* DESCRIPTION OF THE TASK
Omit all pictures and give the records below again exactly as written.

□ □ □

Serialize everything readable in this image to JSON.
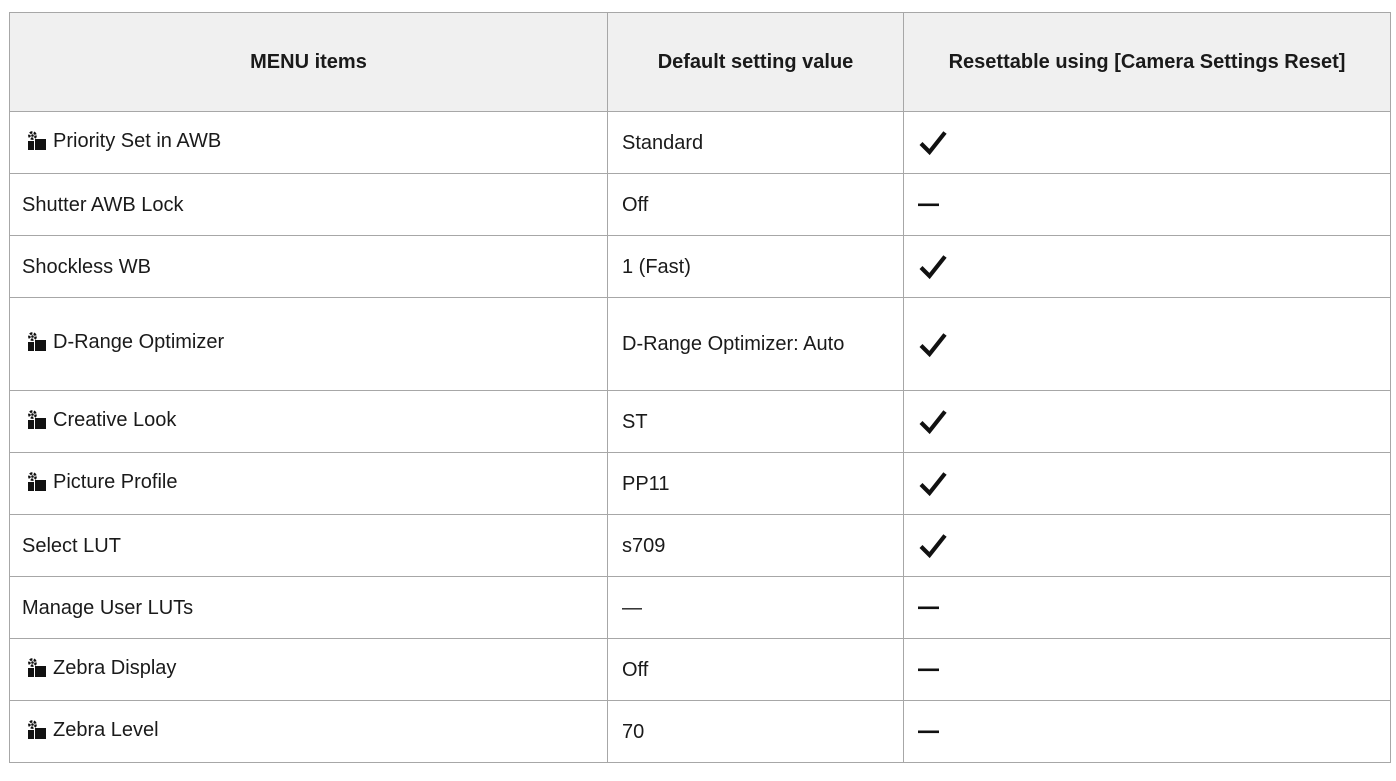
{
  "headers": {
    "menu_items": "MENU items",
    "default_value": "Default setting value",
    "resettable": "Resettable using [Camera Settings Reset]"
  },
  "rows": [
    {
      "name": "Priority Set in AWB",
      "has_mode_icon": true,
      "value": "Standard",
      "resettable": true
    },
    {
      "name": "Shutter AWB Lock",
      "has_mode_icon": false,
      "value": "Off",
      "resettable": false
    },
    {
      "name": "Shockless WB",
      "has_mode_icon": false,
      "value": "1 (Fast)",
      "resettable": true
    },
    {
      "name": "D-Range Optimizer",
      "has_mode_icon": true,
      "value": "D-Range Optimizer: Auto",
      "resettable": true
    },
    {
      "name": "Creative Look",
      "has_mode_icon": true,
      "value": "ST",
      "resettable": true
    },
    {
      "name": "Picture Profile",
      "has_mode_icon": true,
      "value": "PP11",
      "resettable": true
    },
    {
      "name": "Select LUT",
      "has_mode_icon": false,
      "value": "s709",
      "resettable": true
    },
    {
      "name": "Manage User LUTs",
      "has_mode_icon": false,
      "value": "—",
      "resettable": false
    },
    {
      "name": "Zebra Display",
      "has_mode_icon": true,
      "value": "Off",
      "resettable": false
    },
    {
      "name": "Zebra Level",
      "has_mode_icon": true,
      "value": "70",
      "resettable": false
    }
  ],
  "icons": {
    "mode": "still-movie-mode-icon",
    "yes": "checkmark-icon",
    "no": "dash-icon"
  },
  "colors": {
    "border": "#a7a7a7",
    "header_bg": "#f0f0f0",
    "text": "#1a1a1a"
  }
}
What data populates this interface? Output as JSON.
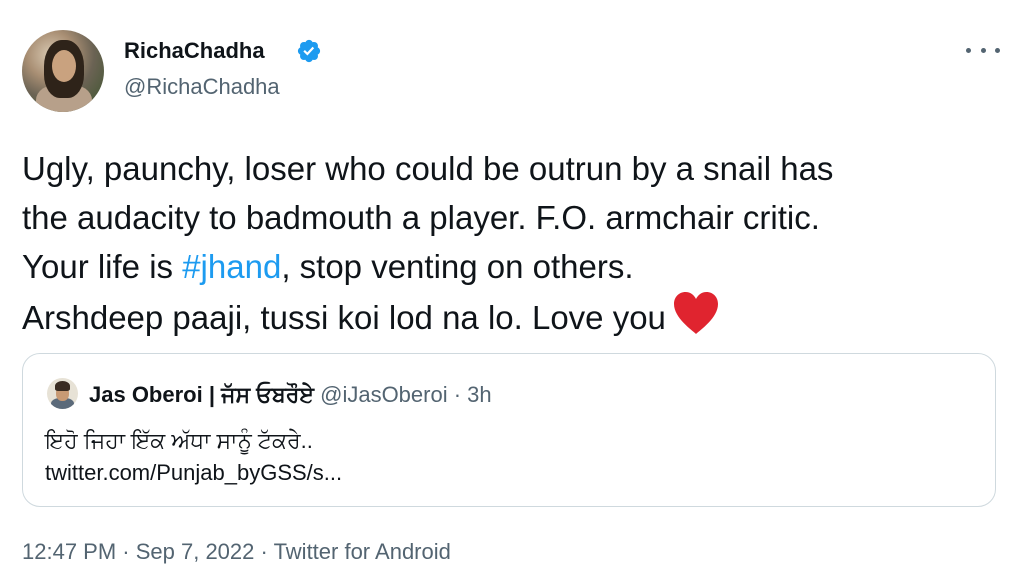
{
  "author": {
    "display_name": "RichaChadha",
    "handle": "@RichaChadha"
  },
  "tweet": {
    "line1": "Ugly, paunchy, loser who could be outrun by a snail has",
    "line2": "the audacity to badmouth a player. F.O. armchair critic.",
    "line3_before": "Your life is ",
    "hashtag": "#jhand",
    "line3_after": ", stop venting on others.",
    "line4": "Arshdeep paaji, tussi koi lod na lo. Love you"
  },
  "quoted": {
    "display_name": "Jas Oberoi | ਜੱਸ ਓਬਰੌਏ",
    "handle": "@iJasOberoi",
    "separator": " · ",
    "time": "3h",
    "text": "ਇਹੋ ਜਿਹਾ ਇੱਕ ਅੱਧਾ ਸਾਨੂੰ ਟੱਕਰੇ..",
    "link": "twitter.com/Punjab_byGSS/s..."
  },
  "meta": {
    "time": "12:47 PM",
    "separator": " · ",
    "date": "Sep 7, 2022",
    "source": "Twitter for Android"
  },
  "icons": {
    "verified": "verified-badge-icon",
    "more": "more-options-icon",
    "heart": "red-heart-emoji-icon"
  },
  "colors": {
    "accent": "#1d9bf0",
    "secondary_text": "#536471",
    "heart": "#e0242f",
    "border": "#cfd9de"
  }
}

□ □ □

* COMPLETE ANSWER
Serialize everything readable in this image to JSON.
{
  "headers": {
    "menu_items": "MENU items",
    "default_value": "Default setting value",
    "resettable": "Resettable using [Camera Settings Reset]"
  },
  "rows": [
    {
      "name": "Priority Set in AWB",
      "has_mode_icon": true,
      "value": "Standard",
      "resettable": true
    },
    {
      "name": "Shutter AWB Lock",
      "has_mode_icon": false,
      "value": "Off",
      "resettable": false
    },
    {
      "name": "Shockless WB",
      "has_mode_icon": false,
      "value": "1 (Fast)",
      "resettable": true
    },
    {
      "name": "D-Range Optimizer",
      "has_mode_icon": true,
      "value": "D-Range Optimizer: Auto",
      "resettable": true
    },
    {
      "name": "Creative Look",
      "has_mode_icon": true,
      "value": "ST",
      "resettable": true
    },
    {
      "name": "Picture Profile",
      "has_mode_icon": true,
      "value": "PP11",
      "resettable": true
    },
    {
      "name": "Select LUT",
      "has_mode_icon": false,
      "value": "s709",
      "resettable": true
    },
    {
      "name": "Manage User LUTs",
      "has_mode_icon": false,
      "value": "—",
      "resettable": false
    },
    {
      "name": "Zebra Display",
      "has_mode_icon": true,
      "value": "Off",
      "resettable": false
    },
    {
      "name": "Zebra Level",
      "has_mode_icon": true,
      "value": "70",
      "resettable": false
    }
  ],
  "icons": {
    "mode": "still-movie-mode-icon",
    "yes": "checkmark-icon",
    "no": "dash-icon"
  },
  "colors": {
    "border": "#a7a7a7",
    "header_bg": "#f0f0f0",
    "text": "#1a1a1a"
  }
}
What data populates this interface? Output as JSON.
{
  "author": {
    "display_name": "RichaChadha",
    "handle": "@RichaChadha"
  },
  "tweet": {
    "line1": "Ugly, paunchy, loser who could be outrun by a snail has",
    "line2": "the audacity to badmouth a player. F.O. armchair critic.",
    "line3_before": "Your life is ",
    "hashtag": "#jhand",
    "line3_after": ", stop venting on others.",
    "line4": "Arshdeep paaji, tussi koi lod na lo. Love you"
  },
  "quoted": {
    "display_name": "Jas Oberoi | ਜੱਸ ਓਬਰੌਏ",
    "handle": "@iJasOberoi",
    "separator": " · ",
    "time": "3h",
    "text": "ਇਹੋ ਜਿਹਾ ਇੱਕ ਅੱਧਾ ਸਾਨੂੰ ਟੱਕਰੇ..",
    "link": "twitter.com/Punjab_byGSS/s..."
  },
  "meta": {
    "time": "12:47 PM",
    "separator": " · ",
    "date": "Sep 7, 2022",
    "source": "Twitter for Android"
  },
  "icons": {
    "verified": "verified-badge-icon",
    "more": "more-options-icon",
    "heart": "red-heart-emoji-icon"
  },
  "colors": {
    "accent": "#1d9bf0",
    "secondary_text": "#536471",
    "heart": "#e0242f",
    "border": "#cfd9de"
  }
}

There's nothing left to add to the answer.